## TO BE DONE
Find and copy each line of the records where the string "Energy" shows up.

Source data
■ ■ ■

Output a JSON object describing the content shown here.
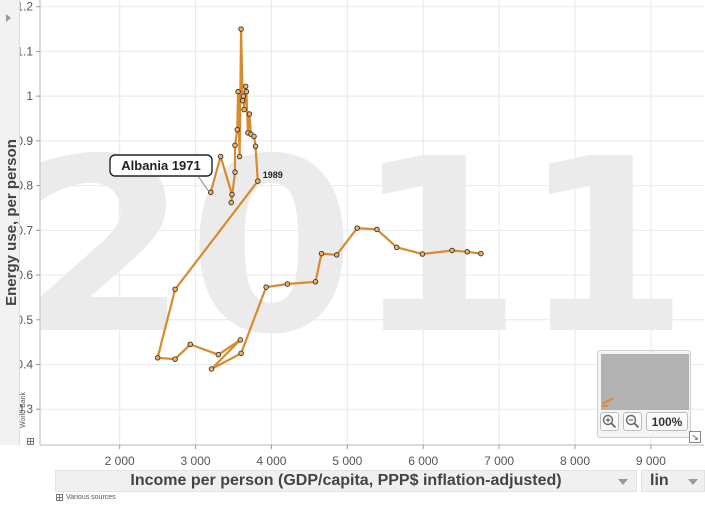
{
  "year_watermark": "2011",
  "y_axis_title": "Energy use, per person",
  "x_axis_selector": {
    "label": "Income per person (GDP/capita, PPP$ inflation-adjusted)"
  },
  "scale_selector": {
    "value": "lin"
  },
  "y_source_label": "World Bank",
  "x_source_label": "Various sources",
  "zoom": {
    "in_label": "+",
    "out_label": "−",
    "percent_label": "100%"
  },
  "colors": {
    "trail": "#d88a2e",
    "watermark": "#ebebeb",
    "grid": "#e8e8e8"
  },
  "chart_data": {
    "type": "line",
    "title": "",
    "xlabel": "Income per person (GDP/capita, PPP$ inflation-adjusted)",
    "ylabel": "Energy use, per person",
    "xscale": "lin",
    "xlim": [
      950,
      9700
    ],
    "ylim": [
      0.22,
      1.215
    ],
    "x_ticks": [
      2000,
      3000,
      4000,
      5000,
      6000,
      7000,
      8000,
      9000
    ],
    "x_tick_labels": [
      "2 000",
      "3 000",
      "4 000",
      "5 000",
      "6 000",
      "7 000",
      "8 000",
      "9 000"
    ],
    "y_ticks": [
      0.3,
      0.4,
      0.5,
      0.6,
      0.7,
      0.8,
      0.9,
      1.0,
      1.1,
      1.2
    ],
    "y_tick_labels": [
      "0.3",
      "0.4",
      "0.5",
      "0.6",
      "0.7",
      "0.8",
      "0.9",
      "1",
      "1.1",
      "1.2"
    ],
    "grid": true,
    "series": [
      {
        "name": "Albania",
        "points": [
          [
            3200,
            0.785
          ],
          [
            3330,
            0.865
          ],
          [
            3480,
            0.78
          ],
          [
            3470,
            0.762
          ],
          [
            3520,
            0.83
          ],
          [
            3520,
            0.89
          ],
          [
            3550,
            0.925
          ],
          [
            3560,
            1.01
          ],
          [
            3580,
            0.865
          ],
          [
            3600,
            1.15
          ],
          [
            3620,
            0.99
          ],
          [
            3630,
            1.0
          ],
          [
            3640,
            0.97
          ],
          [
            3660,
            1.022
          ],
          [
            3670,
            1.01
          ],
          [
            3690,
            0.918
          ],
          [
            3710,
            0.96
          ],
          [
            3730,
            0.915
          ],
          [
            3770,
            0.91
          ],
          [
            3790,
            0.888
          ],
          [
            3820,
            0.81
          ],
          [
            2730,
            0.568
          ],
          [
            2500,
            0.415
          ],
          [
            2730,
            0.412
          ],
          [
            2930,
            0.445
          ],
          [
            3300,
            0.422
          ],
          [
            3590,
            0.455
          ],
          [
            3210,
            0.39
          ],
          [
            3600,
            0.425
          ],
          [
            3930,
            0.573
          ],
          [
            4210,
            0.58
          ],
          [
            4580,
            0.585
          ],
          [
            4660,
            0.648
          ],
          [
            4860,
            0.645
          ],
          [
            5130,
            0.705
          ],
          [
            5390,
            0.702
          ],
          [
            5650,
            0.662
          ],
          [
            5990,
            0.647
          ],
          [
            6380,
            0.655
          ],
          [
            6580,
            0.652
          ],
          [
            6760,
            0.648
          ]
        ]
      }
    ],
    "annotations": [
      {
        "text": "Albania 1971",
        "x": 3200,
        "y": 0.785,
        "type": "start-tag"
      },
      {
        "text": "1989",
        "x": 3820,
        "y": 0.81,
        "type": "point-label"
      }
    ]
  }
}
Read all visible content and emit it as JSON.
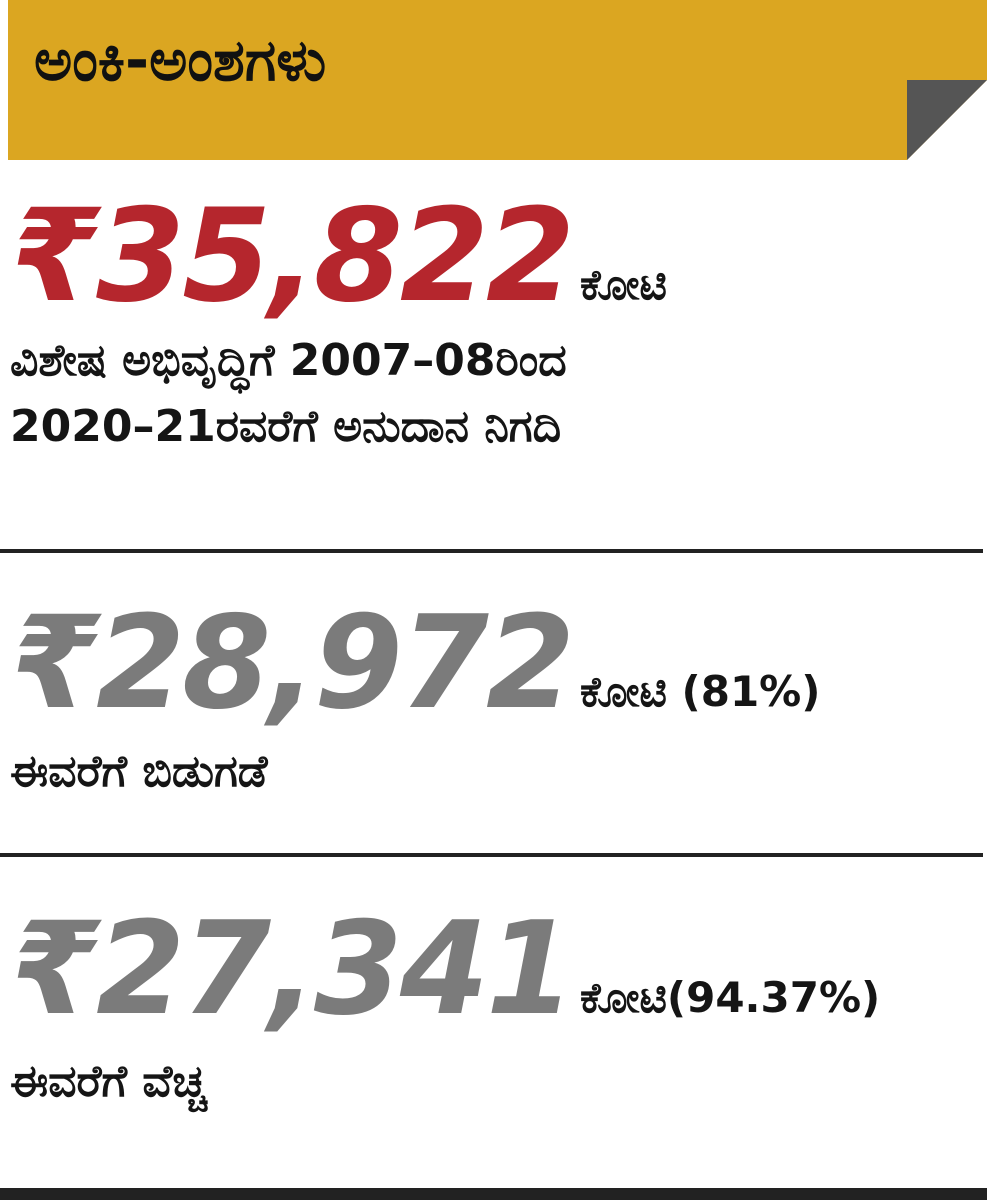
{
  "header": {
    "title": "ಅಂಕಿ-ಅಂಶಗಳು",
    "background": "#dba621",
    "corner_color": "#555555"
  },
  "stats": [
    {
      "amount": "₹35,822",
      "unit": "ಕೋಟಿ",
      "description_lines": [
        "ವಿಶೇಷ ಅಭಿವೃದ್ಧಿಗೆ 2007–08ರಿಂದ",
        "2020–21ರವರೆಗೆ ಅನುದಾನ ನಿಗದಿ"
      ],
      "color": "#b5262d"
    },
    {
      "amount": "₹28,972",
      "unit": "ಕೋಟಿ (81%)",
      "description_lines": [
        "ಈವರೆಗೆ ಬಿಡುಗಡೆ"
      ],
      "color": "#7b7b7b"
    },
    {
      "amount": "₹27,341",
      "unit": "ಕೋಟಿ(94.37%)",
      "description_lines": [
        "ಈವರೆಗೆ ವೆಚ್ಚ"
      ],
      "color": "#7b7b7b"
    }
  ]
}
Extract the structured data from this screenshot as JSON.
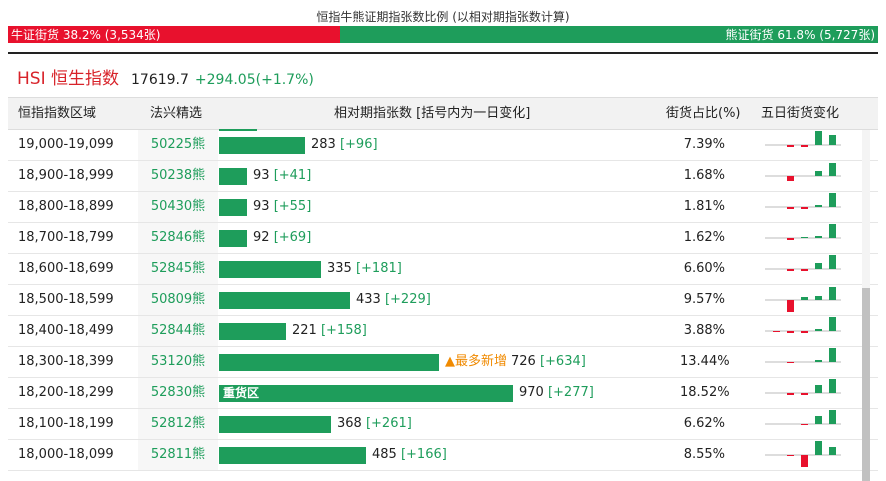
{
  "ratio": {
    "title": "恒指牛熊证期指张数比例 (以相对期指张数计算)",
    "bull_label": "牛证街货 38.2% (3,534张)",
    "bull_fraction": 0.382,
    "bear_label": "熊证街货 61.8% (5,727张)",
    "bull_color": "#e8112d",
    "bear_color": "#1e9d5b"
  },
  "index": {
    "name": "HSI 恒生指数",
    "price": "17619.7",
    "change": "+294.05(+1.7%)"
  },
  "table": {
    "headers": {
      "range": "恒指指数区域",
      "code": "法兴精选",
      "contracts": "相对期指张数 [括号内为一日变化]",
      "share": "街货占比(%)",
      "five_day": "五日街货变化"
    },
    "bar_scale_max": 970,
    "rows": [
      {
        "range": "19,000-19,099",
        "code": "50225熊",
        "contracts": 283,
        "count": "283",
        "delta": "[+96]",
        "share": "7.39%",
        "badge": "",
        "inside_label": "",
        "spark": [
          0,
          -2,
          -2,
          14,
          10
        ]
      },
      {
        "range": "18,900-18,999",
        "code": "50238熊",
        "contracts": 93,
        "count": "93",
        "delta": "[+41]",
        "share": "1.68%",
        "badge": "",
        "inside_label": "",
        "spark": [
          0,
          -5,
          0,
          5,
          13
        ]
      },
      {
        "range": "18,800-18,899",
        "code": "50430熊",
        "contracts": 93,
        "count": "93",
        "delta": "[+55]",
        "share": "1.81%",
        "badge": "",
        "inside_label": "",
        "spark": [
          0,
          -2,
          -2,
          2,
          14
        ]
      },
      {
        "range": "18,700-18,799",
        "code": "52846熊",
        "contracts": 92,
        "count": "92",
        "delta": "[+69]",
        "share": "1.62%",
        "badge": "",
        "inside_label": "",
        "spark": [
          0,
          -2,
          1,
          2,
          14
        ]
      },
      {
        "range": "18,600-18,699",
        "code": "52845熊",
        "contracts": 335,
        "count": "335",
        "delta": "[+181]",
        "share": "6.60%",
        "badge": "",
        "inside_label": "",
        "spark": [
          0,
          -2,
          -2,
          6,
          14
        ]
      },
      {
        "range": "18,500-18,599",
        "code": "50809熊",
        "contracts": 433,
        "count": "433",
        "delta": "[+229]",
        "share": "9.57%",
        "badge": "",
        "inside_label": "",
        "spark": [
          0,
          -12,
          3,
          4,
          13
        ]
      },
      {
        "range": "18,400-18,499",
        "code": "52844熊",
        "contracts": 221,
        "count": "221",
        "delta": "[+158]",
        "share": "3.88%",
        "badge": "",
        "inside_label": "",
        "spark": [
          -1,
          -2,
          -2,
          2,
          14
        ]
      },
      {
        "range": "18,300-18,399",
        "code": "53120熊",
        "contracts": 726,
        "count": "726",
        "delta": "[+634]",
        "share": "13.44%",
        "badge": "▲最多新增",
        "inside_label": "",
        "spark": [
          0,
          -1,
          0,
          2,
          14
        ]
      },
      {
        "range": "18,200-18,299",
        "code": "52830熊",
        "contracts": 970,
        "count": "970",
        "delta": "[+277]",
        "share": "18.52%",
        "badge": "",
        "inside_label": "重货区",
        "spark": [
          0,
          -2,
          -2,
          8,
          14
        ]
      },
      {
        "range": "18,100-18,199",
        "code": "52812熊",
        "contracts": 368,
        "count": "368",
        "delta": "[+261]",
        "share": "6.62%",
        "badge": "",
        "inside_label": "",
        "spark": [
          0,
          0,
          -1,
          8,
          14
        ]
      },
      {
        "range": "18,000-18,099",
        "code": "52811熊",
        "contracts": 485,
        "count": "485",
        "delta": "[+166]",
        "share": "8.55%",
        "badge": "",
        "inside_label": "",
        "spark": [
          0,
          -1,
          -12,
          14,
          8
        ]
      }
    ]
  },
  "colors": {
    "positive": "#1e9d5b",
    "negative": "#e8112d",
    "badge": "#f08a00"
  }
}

■ ■ ■

## RESPONSE BELOW
  "y_axis_title": "Energy use, per person",
    "ylabel": "Energy use, per person",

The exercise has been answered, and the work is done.